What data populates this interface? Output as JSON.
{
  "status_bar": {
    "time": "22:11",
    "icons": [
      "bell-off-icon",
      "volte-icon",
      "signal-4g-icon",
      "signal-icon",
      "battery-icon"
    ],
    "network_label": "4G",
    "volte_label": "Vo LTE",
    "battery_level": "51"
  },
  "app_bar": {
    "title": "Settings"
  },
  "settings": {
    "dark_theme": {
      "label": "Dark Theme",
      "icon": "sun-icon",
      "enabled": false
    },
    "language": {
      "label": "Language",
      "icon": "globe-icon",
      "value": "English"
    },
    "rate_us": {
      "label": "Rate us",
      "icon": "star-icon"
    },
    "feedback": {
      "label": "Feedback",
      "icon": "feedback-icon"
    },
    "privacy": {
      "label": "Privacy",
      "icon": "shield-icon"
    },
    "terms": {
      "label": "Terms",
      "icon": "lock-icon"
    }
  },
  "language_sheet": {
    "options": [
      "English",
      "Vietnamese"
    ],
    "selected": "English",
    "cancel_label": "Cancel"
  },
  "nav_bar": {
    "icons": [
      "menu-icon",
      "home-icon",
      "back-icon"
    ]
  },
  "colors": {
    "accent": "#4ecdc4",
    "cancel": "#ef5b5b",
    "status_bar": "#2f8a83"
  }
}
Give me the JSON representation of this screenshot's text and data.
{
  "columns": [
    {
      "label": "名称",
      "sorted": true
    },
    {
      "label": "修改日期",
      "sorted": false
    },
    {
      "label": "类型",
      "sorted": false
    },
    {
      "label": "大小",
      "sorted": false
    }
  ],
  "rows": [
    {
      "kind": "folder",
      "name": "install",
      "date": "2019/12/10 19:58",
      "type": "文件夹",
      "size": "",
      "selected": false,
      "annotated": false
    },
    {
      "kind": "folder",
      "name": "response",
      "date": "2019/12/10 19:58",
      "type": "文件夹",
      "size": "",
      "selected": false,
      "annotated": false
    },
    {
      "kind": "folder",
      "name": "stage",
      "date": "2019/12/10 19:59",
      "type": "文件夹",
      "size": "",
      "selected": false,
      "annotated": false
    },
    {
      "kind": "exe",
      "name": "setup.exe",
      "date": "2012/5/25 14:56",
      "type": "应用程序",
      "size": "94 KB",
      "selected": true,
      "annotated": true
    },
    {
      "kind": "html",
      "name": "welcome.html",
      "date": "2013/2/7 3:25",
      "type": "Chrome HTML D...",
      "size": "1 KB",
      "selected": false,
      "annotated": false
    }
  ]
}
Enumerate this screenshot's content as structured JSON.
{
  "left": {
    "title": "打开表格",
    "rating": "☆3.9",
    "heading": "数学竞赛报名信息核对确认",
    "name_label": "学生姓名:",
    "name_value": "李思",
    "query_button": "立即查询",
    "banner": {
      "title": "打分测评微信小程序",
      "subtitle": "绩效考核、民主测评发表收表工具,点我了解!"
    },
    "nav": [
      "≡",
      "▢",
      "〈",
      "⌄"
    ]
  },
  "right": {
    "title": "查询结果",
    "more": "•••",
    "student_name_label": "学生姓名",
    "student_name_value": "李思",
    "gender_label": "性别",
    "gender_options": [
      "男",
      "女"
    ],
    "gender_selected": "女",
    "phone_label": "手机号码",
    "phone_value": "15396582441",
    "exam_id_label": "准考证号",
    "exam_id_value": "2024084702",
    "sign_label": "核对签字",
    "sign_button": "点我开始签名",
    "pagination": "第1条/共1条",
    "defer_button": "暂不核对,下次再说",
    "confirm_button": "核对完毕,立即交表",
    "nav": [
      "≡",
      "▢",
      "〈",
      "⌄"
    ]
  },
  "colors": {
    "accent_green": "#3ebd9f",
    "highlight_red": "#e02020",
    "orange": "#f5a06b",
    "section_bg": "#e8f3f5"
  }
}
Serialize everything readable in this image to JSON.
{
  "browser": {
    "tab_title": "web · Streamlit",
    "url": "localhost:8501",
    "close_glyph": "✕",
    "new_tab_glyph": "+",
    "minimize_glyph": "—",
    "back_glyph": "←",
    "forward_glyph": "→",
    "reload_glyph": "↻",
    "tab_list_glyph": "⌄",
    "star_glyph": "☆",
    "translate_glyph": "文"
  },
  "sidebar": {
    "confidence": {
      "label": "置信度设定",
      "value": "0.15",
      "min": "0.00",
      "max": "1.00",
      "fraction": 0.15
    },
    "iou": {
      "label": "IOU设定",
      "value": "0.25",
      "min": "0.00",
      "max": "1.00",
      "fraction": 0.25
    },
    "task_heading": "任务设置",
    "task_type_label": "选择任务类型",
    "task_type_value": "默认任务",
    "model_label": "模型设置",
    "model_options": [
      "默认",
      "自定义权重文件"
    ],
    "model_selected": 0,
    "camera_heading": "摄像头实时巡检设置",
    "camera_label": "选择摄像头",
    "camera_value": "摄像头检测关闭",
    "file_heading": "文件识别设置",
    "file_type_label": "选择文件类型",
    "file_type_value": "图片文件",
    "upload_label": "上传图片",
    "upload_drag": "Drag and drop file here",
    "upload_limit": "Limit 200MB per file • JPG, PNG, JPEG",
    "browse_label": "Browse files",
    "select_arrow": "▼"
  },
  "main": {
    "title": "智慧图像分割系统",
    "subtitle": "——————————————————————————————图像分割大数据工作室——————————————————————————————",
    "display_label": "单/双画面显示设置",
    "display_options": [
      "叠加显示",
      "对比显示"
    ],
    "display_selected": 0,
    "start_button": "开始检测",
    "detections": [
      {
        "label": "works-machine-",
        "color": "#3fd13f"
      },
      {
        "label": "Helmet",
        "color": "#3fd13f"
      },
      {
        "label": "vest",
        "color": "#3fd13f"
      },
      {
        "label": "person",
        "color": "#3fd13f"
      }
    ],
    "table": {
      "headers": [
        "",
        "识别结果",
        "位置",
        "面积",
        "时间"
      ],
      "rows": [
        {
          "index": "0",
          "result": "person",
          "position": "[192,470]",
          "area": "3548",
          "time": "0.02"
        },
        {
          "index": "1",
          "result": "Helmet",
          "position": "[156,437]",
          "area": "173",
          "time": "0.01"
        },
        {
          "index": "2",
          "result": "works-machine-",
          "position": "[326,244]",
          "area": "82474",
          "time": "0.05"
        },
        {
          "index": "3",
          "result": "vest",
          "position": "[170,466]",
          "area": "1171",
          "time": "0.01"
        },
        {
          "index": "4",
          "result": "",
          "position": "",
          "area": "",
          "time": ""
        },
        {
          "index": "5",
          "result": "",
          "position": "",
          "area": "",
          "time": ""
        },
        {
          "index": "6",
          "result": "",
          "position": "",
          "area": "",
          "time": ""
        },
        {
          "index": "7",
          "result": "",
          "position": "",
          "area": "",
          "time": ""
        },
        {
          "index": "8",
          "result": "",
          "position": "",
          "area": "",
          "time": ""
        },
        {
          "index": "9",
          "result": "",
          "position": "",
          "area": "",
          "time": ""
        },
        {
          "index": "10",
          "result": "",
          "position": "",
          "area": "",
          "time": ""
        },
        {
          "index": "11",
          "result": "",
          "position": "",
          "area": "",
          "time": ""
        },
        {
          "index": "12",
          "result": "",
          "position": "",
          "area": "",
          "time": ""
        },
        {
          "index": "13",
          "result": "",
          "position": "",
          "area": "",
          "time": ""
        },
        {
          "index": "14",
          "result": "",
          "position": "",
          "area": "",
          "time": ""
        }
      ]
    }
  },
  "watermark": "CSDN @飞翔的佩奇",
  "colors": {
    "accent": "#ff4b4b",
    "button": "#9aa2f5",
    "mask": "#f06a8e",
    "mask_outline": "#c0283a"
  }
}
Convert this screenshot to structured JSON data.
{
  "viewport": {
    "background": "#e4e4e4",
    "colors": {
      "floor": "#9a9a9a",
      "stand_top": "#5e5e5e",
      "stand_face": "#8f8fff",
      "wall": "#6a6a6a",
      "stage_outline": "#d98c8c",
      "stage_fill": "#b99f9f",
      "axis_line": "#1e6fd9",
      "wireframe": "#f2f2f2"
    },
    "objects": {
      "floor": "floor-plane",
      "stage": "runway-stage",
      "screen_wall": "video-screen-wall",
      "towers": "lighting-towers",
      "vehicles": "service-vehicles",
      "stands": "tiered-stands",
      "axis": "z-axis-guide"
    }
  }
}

--------------------------------

WRITTEN PROBLEM:
Filter the listing for the word "date" and copy every line that holds it.

EXERCISE OUTPUT:
      "date": "2019/12/10 19:58",
      "date": "2019/12/10 19:58",
      "date": "2019/12/10 19:59",
      "date": "2012/5/25 14:56",
      "date": "2013/2/7 3:25",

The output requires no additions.